#### Problem description:
Each entry below is to be given again word for word, with no pictures.

#### Records:
* START *

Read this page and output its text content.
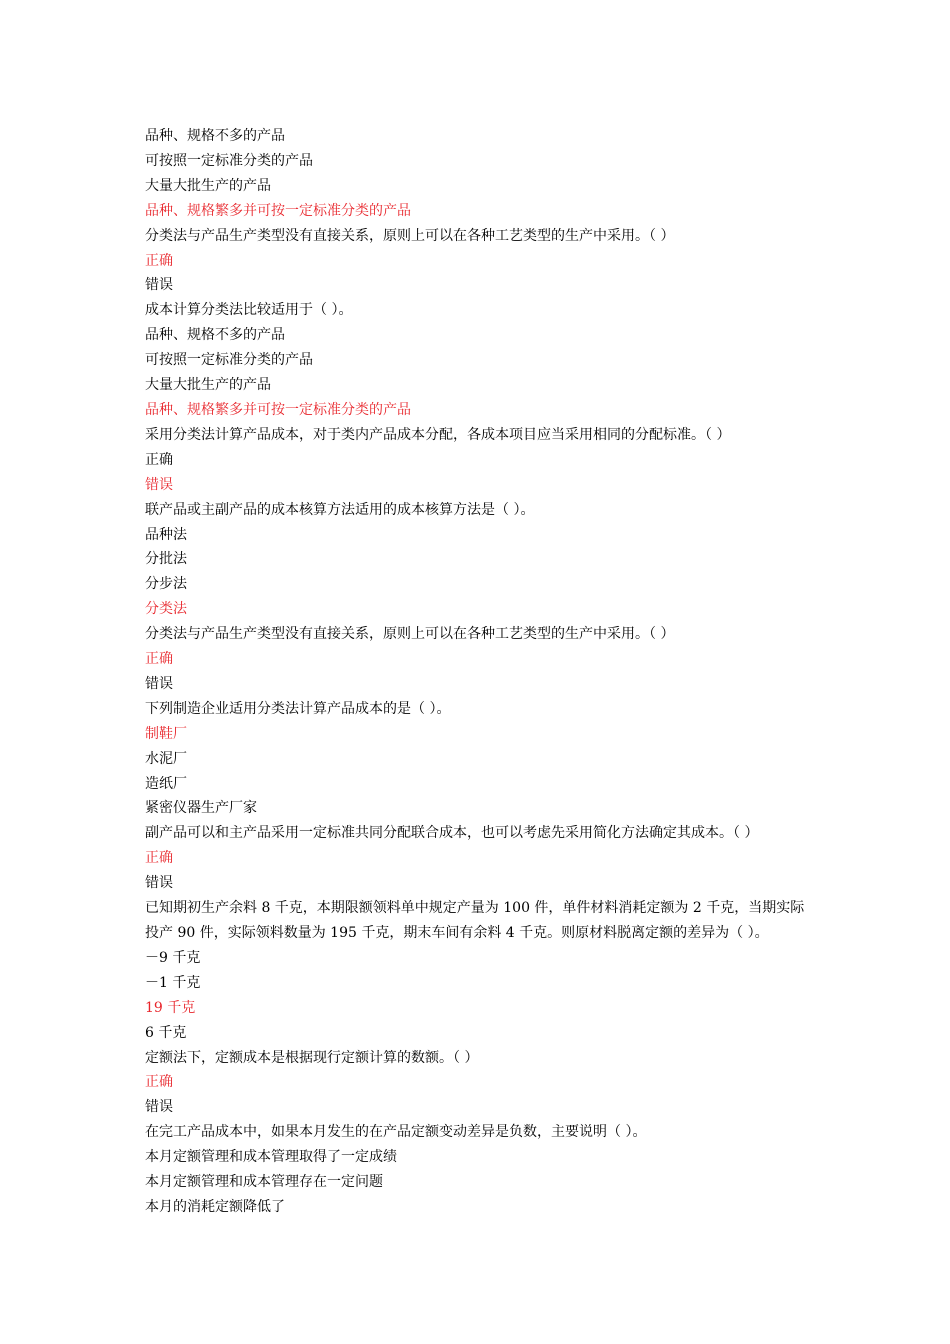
品种、规格不多的产品
可按照一定标准分类的产品
大量大批生产的产品
品种、规格繁多并可按一定标准分类的产品
分类法与产品生产类型没有直接关系，原则上可以在各种工艺类型的生产中采用。（ ）
正确
错误
成本计算分类法比较适用于（ ）。
品种、规格不多的产品
可按照一定标准分类的产品
大量大批生产的产品
品种、规格繁多并可按一定标准分类的产品
采用分类法计算产品成本，对于类内产品成本分配，各成本项目应当采用相同的分配标准。（ ）
正确
错误
联产品或主副产品的成本核算方法适用的成本核算方法是（ ）。
品种法
分批法
分步法
分类法
分类法与产品生产类型没有直接关系，原则上可以在各种工艺类型的生产中采用。（ ）
正确
错误
下列制造企业适用分类法计算产品成本的是（ ）。
制鞋厂
水泥厂
造纸厂
紧密仪器生产厂家
副产品可以和主产品采用一定标准共同分配联合成本，也可以考虑先采用简化方法确定其成本。（ ）
正确
错误
已知期初生产余料 8 千克，本期限额领料单中规定产量为 100 件，单件材料消耗定额为 2 千克，当期实际投产 90 件，实际领料数量为 195 千克，期末车间有余料 4 千克。则原材料脱离定额的差异为（ ）。
－9 千克
－1 千克
19 千克
6 千克
定额法下，定额成本是根据现行定额计算的数额。（ ）
正确
错误
在完工产品成本中，如果本月发生的在产品定额变动差异是负数，主要说明（ ）。
本月定额管理和成本管理取得了一定成绩
本月定额管理和成本管理存在一定问题
本月的消耗定额降低了
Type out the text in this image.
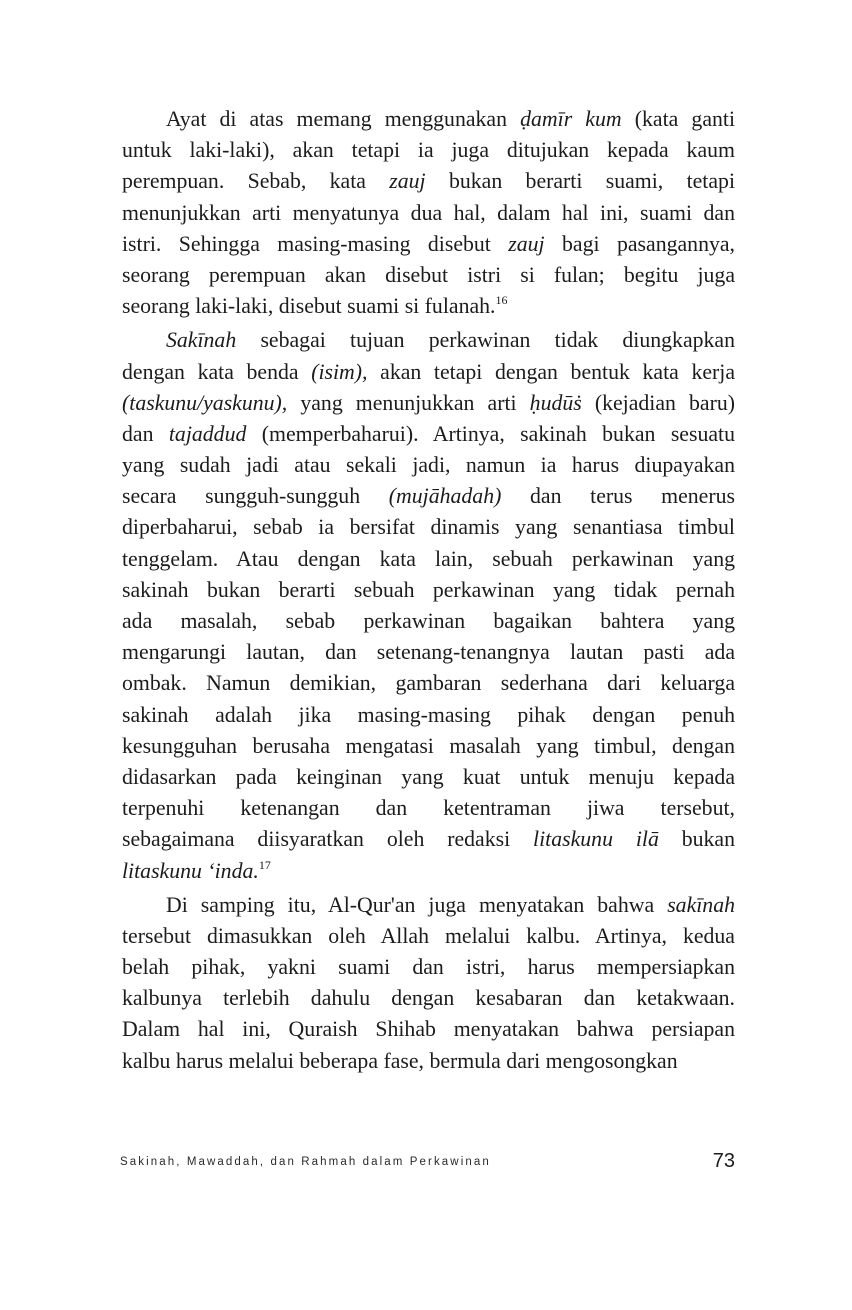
Ayat di atas memang menggunakan ḍamīr kum (kata ganti
untuk laki-laki), akan tetapi ia juga ditujukan kepada kaum
perempuan. Sebab, kata zauj bukan berarti suami, tetapi
menunjukkan arti menyatunya dua hal, dalam hal ini, suami dan
istri. Sehingga masing-masing disebut zauj bagi pasangannya,
seorang perempuan akan disebut istri si fulan; begitu juga
seorang laki-laki, disebut suami si fulanah.$^{16}$
Sakīnah sebagai tujuan perkawinan tidak diungkapkan
dengan kata benda (isim), akan tetapi dengan bentuk kata kerja
(taskunu/yaskunu), yang menunjukkan arti ḥudūṡ (kejadian baru)
dan tajaddud (memperbaharui). Artinya, sakinah bukan sesuatu
yang sudah jadi atau sekali jadi, namun ia harus diupayakan
secara sungguh-sungguh (mujāhadah) dan terus menerus
diperbaharui, sebab ia bersifat dinamis yang senantiasa timbul
tenggelam. Atau dengan kata lain, sebuah perkawinan yang
sakinah bukan berarti sebuah perkawinan yang tidak pernah
ada masalah, sebab perkawinan bagaikan bahtera yang
mengarungi lautan, dan setenang-tenangnya lautan pasti ada
ombak. Namun demikian, gambaran sederhana dari keluarga
sakinah adalah jika masing-masing pihak dengan penuh
kesungguhan berusaha mengatasi masalah yang timbul, dengan
didasarkan pada keinginan yang kuat untuk menuju kepada
terpenuhi ketenangan dan ketentraman jiwa tersebut,
sebagaimana diisyaratkan oleh redaksi litaskunu ilā bukan
litaskunu ‘inda.$^{17}$
Di samping itu, Al-Qur'an juga menyatakan bahwa sakīnah
tersebut dimasukkan oleh Allah melalui kalbu. Artinya, kedua
belah pihak, yakni suami dan istri, harus mempersiapkan
kalbunya terlebih dahulu dengan kesabaran dan ketakwaan.
Dalam hal ini, Quraish Shihab menyatakan bahwa persiapan
kalbu harus melalui beberapa fase, bermula dari mengosongkan
Sakinah, Mawaddah, dan Rahmah dalam Perkawinan	73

* END *

#### Written reply:
Read this page and output its text content.
品种、规格不多的产品
可按照一定标准分类的产品
大量大批生产的产品
品种、规格繁多并可按一定标准分类的产品
分类法与产品生产类型没有直接关系，原则上可以在各种工艺类型的生产中采用。（ ）
正确
错误
成本计算分类法比较适用于（ ）。
品种、规格不多的产品
可按照一定标准分类的产品
大量大批生产的产品
品种、规格繁多并可按一定标准分类的产品
采用分类法计算产品成本，对于类内产品成本分配，各成本项目应当采用相同的分配标准。（ ）
正确
错误
联产品或主副产品的成本核算方法适用的成本核算方法是（ ）。
品种法
分批法
分步法
分类法
分类法与产品生产类型没有直接关系，原则上可以在各种工艺类型的生产中采用。（ ）
正确
错误
下列制造企业适用分类法计算产品成本的是（ ）。
制鞋厂
水泥厂
造纸厂
紧密仪器生产厂家
副产品可以和主产品采用一定标准共同分配联合成本，也可以考虑先采用简化方法确定其成本。（ ）
正确
错误
已知期初生产余料 8 千克，本期限额领料单中规定产量为 100 件，单件材料消耗定额为 2 千克，当期实际投产 90 件，实际领料数量为 195 千克，期末车间有余料 4 千克。则原材料脱离定额的差异为（ ）。
－9 千克
－1 千克
19 千克
6 千克
定额法下，定额成本是根据现行定额计算的数额。（ ）
正确
错误
在完工产品成本中，如果本月发生的在产品定额变动差异是负数，主要说明（ ）。
本月定额管理和成本管理取得了一定成绩
本月定额管理和成本管理存在一定问题
本月的消耗定额降低了
Type out the text in this image.
Ayat di atas memang menggunakan ḍamīr kum (kata ganti
untuk laki-laki), akan tetapi ia juga ditujukan kepada kaum
perempuan. Sebab, kata zauj bukan berarti suami, tetapi
menunjukkan arti menyatunya dua hal, dalam hal ini, suami dan
istri. Sehingga masing-masing disebut zauj bagi pasangannya,
seorang perempuan akan disebut istri si fulan; begitu juga
seorang laki-laki, disebut suami si fulanah.$^{16}$
Sakīnah sebagai tujuan perkawinan tidak diungkapkan
dengan kata benda (isim), akan tetapi dengan bentuk kata kerja
(taskunu/yaskunu), yang menunjukkan arti ḥudūṡ (kejadian baru)
dan tajaddud (memperbaharui). Artinya, sakinah bukan sesuatu
yang sudah jadi atau sekali jadi, namun ia harus diupayakan
secara sungguh-sungguh (mujāhadah) dan terus menerus
diperbaharui, sebab ia bersifat dinamis yang senantiasa timbul
tenggelam. Atau dengan kata lain, sebuah perkawinan yang
sakinah bukan berarti sebuah perkawinan yang tidak pernah
ada masalah, sebab perkawinan bagaikan bahtera yang
mengarungi lautan, dan setenang-tenangnya lautan pasti ada
ombak. Namun demikian, gambaran sederhana dari keluarga
sakinah adalah jika masing-masing pihak dengan penuh
kesungguhan berusaha mengatasi masalah yang timbul, dengan
didasarkan pada keinginan yang kuat untuk menuju kepada
terpenuhi ketenangan dan ketentraman jiwa tersebut,
sebagaimana diisyaratkan oleh redaksi litaskunu ilā bukan
litaskunu ‘inda.$^{17}$
Di samping itu, Al-Qur'an juga menyatakan bahwa sakīnah
tersebut dimasukkan oleh Allah melalui kalbu. Artinya, kedua
belah pihak, yakni suami dan istri, harus mempersiapkan
kalbunya terlebih dahulu dengan kesabaran dan ketakwaan.
Dalam hal ini, Quraish Shihab menyatakan bahwa persiapan
kalbu harus melalui beberapa fase, bermula dari mengosongkan
Sakinah, Mawaddah, dan Rahmah dalam Perkawinan	73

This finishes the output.